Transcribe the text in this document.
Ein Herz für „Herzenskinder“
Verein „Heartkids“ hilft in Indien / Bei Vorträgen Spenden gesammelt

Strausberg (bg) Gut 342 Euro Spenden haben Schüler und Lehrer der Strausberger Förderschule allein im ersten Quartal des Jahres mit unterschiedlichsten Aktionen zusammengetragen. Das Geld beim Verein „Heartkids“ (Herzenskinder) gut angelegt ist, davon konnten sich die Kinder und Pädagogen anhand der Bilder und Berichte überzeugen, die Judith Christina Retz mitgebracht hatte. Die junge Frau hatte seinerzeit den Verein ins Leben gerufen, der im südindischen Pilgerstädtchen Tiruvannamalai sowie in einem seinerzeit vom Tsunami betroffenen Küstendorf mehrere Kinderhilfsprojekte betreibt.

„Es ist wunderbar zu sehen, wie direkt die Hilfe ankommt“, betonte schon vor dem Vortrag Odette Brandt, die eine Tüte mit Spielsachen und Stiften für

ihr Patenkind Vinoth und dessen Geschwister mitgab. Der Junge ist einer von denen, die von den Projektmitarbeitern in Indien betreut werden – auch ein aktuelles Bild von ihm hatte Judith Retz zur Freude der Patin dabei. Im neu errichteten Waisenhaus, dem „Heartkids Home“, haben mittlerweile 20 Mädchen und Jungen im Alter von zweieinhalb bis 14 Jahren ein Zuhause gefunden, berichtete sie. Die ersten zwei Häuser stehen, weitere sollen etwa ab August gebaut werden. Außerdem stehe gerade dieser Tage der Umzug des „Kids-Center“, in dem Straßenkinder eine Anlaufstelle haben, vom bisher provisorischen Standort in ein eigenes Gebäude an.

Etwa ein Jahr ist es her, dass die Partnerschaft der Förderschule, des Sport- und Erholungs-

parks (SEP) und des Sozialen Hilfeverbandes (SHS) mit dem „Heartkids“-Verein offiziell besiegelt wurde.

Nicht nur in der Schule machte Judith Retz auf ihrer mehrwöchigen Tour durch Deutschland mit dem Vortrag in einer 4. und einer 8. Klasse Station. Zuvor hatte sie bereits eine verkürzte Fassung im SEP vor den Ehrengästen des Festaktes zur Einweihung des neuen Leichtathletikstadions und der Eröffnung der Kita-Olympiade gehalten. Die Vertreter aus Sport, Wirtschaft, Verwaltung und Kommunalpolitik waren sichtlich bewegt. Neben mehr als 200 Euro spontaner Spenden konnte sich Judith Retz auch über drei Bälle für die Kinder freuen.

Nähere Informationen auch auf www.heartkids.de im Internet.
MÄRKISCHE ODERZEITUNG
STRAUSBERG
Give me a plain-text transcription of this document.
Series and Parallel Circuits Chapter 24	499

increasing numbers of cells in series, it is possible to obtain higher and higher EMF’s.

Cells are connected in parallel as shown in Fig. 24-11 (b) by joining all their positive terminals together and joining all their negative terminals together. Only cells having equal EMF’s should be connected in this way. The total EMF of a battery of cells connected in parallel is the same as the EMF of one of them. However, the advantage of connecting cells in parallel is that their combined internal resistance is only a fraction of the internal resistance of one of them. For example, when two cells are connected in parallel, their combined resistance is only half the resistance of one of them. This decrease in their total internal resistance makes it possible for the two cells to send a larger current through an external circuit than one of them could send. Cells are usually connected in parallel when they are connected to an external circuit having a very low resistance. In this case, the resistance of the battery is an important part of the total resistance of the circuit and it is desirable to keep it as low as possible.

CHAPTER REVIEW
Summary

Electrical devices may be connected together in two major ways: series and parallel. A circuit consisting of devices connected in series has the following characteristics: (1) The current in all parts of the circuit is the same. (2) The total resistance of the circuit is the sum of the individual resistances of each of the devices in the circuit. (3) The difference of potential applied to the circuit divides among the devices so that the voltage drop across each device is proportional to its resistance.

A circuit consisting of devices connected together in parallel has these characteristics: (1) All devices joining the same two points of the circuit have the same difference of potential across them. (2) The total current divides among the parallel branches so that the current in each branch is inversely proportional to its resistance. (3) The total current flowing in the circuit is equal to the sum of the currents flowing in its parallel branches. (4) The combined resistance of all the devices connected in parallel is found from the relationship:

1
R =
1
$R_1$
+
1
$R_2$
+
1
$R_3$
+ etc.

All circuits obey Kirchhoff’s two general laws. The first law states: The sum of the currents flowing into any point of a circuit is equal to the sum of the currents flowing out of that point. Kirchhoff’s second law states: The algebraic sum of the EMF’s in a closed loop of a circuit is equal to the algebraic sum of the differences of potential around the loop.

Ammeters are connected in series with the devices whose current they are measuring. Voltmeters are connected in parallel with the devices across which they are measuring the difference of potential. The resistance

- - - - -

**Exercise aim:** From the entries, give the number of lines where the string "document" is found, and nothing else.

**Task answer:** 2